(Entries from a dataset)

START

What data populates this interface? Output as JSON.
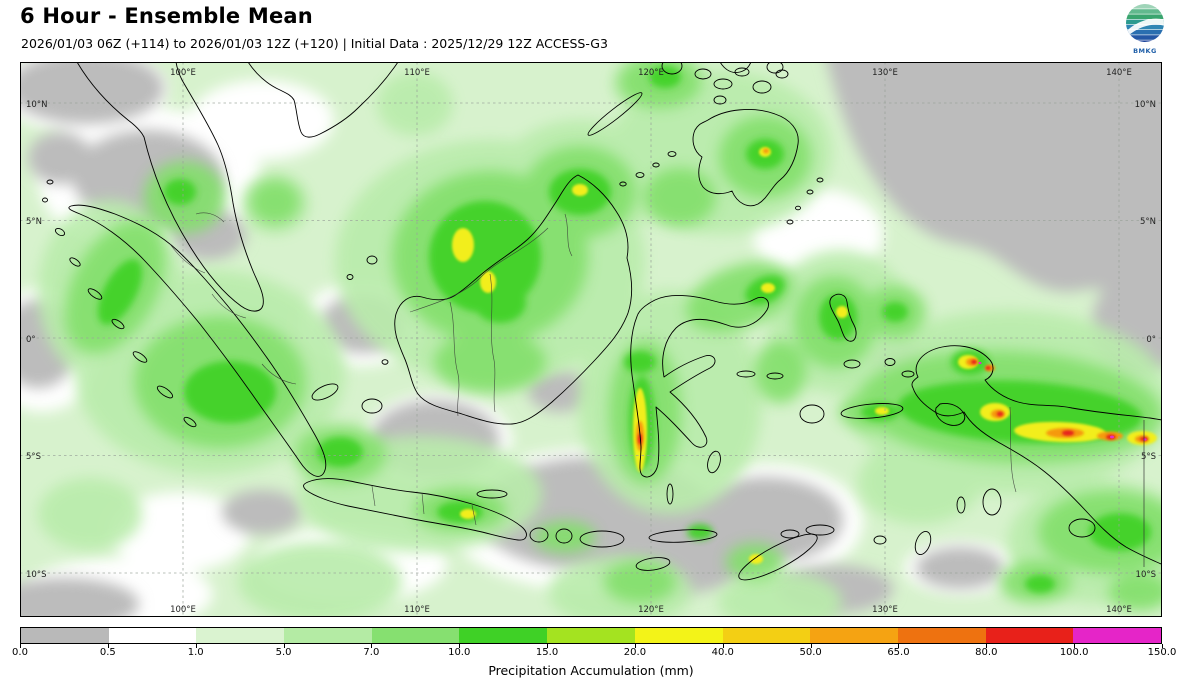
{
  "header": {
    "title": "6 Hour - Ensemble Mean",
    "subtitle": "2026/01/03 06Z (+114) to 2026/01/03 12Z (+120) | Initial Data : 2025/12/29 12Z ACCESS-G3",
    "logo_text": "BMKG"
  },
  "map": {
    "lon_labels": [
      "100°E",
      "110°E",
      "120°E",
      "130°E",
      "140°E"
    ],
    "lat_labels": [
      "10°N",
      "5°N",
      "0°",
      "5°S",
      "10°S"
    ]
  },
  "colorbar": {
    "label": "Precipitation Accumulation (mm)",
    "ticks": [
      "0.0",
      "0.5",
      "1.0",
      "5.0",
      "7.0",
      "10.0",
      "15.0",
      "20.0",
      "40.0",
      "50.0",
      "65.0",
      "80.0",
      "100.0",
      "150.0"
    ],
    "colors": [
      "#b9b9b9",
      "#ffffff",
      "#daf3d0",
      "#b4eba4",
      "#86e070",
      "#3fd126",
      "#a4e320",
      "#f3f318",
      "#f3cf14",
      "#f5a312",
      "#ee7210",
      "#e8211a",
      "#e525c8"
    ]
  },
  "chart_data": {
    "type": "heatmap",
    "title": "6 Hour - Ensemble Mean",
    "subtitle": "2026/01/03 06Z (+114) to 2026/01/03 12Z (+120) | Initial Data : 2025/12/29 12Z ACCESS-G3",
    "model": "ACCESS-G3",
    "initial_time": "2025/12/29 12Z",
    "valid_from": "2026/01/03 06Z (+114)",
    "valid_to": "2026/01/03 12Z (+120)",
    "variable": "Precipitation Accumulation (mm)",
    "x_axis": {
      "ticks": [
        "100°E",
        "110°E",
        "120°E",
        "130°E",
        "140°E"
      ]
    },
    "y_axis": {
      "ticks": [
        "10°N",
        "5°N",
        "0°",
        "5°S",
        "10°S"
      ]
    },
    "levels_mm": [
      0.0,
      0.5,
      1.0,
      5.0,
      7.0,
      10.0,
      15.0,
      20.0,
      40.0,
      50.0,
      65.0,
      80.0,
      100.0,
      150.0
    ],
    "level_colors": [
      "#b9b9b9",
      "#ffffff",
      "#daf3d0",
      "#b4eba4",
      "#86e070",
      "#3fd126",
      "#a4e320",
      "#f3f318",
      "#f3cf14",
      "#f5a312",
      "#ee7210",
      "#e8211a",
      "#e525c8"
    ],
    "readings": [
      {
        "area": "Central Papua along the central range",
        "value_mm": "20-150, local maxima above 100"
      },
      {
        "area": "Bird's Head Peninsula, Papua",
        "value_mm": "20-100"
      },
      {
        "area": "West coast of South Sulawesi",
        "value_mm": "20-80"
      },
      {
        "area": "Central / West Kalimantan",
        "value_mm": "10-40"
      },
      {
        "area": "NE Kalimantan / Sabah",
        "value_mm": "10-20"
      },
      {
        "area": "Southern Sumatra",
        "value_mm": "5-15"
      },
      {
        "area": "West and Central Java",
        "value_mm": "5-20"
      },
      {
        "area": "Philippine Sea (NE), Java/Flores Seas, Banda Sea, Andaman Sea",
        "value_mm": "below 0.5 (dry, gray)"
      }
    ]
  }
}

END

— Problem requirements —
Retype all of the entries exactly as written, leaving out any images.

— Answer to the task —
What data populates this interface? Output as JSON.
{
  "header": {
    "title": "6 Hour - Ensemble Mean",
    "subtitle": "2026/01/03 06Z (+114) to 2026/01/03 12Z (+120) | Initial Data : 2025/12/29 12Z ACCESS-G3",
    "logo_text": "BMKG"
  },
  "map": {
    "lon_labels": [
      "100°E",
      "110°E",
      "120°E",
      "130°E",
      "140°E"
    ],
    "lat_labels": [
      "10°N",
      "5°N",
      "0°",
      "5°S",
      "10°S"
    ]
  },
  "colorbar": {
    "label": "Precipitation Accumulation (mm)",
    "ticks": [
      "0.0",
      "0.5",
      "1.0",
      "5.0",
      "7.0",
      "10.0",
      "15.0",
      "20.0",
      "40.0",
      "50.0",
      "65.0",
      "80.0",
      "100.0",
      "150.0"
    ],
    "colors": [
      "#b9b9b9",
      "#ffffff",
      "#daf3d0",
      "#b4eba4",
      "#86e070",
      "#3fd126",
      "#a4e320",
      "#f3f318",
      "#f3cf14",
      "#f5a312",
      "#ee7210",
      "#e8211a",
      "#e525c8"
    ]
  },
  "chart_data": {
    "type": "heatmap",
    "title": "6 Hour - Ensemble Mean",
    "subtitle": "2026/01/03 06Z (+114) to 2026/01/03 12Z (+120) | Initial Data : 2025/12/29 12Z ACCESS-G3",
    "model": "ACCESS-G3",
    "initial_time": "2025/12/29 12Z",
    "valid_from": "2026/01/03 06Z (+114)",
    "valid_to": "2026/01/03 12Z (+120)",
    "variable": "Precipitation Accumulation (mm)",
    "x_axis": {
      "ticks": [
        "100°E",
        "110°E",
        "120°E",
        "130°E",
        "140°E"
      ]
    },
    "y_axis": {
      "ticks": [
        "10°N",
        "5°N",
        "0°",
        "5°S",
        "10°S"
      ]
    },
    "levels_mm": [
      0.0,
      0.5,
      1.0,
      5.0,
      7.0,
      10.0,
      15.0,
      20.0,
      40.0,
      50.0,
      65.0,
      80.0,
      100.0,
      150.0
    ],
    "level_colors": [
      "#b9b9b9",
      "#ffffff",
      "#daf3d0",
      "#b4eba4",
      "#86e070",
      "#3fd126",
      "#a4e320",
      "#f3f318",
      "#f3cf14",
      "#f5a312",
      "#ee7210",
      "#e8211a",
      "#e525c8"
    ],
    "readings": [
      {
        "area": "Central Papua along the central range",
        "value_mm": "20-150, local maxima above 100"
      },
      {
        "area": "Bird's Head Peninsula, Papua",
        "value_mm": "20-100"
      },
      {
        "area": "West coast of South Sulawesi",
        "value_mm": "20-80"
      },
      {
        "area": "Central / West Kalimantan",
        "value_mm": "10-40"
      },
      {
        "area": "NE Kalimantan / Sabah",
        "value_mm": "10-20"
      },
      {
        "area": "Southern Sumatra",
        "value_mm": "5-15"
      },
      {
        "area": "West and Central Java",
        "value_mm": "5-20"
      },
      {
        "area": "Philippine Sea (NE), Java/Flores Seas, Banda Sea, Andaman Sea",
        "value_mm": "below 0.5 (dry, gray)"
      }
    ]
  }
}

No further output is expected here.